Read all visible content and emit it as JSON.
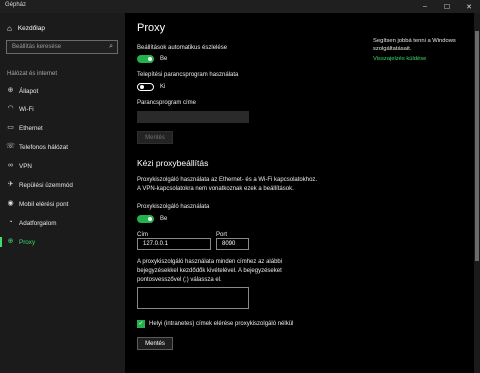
{
  "window": {
    "title": "Gépház",
    "minimize": "–",
    "maximize": "☐",
    "close": "✕"
  },
  "sidebar": {
    "home_label": "Kezdőlap",
    "search_placeholder": "Beállítás keresése",
    "section_title": "Hálózat és internet",
    "items": [
      {
        "label": "Állapot",
        "icon": "globe-icon"
      },
      {
        "label": "Wi-Fi",
        "icon": "wifi-icon"
      },
      {
        "label": "Ethernet",
        "icon": "ethernet-icon"
      },
      {
        "label": "Telefonos hálózat",
        "icon": "phone-icon"
      },
      {
        "label": "VPN",
        "icon": "vpn-icon"
      },
      {
        "label": "Repülési üzemmód",
        "icon": "airplane-icon"
      },
      {
        "label": "Mobil elérési pont",
        "icon": "hotspot-icon"
      },
      {
        "label": "Adatforgalom",
        "icon": "data-usage-icon"
      },
      {
        "label": "Proxy",
        "icon": "globe-icon",
        "active": true
      }
    ]
  },
  "main": {
    "title": "Proxy",
    "auto_detect_label": "Beállítások automatikus észlelése",
    "auto_detect_state": "Be",
    "setup_script_label": "Telepítési parancsprogram használata",
    "setup_script_state": "Ki",
    "script_address_label": "Parancsprogram címe",
    "save_label": "Mentés",
    "manual_title": "Kézi proxybeállítás",
    "manual_desc_1": "Proxykiszolgáló használata az Ethernet- és a Wi-Fi kapcsolatokhoz.",
    "manual_desc_2": "A VPN-kapcsolatokra nem vonatkoznak ezek a beállítások.",
    "use_proxy_label": "Proxykiszolgáló használata",
    "use_proxy_state": "Be",
    "address_label": "Cím",
    "address_value": "127.0.0.1",
    "port_label": "Port",
    "port_value": "8090",
    "exceptions_text_1": "A proxykiszolgáló használata minden címhez az alábbi",
    "exceptions_text_2": "bejegyzésekkel kezdődők kivételével. A bejegyzéseket",
    "exceptions_text_3": "pontosvesszővel (;) válassza el.",
    "local_bypass_label": "Helyi (intranetes) címek elérése proxykiszolgáló nélkül",
    "save_label_2": "Mentés"
  },
  "side_panel": {
    "help_text": "Segítsen jobbá tenni a Windows szolgáltatásait.",
    "feedback_link": "Visszajelzés küldése"
  },
  "colors": {
    "accent": "#22b14c",
    "link": "#3ddc6b"
  }
}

----

### SHORT TASK
State the number of lines holding the word "Mentés" in the listing. Add nothing else.

### RESULT OF THE EXERCISE
2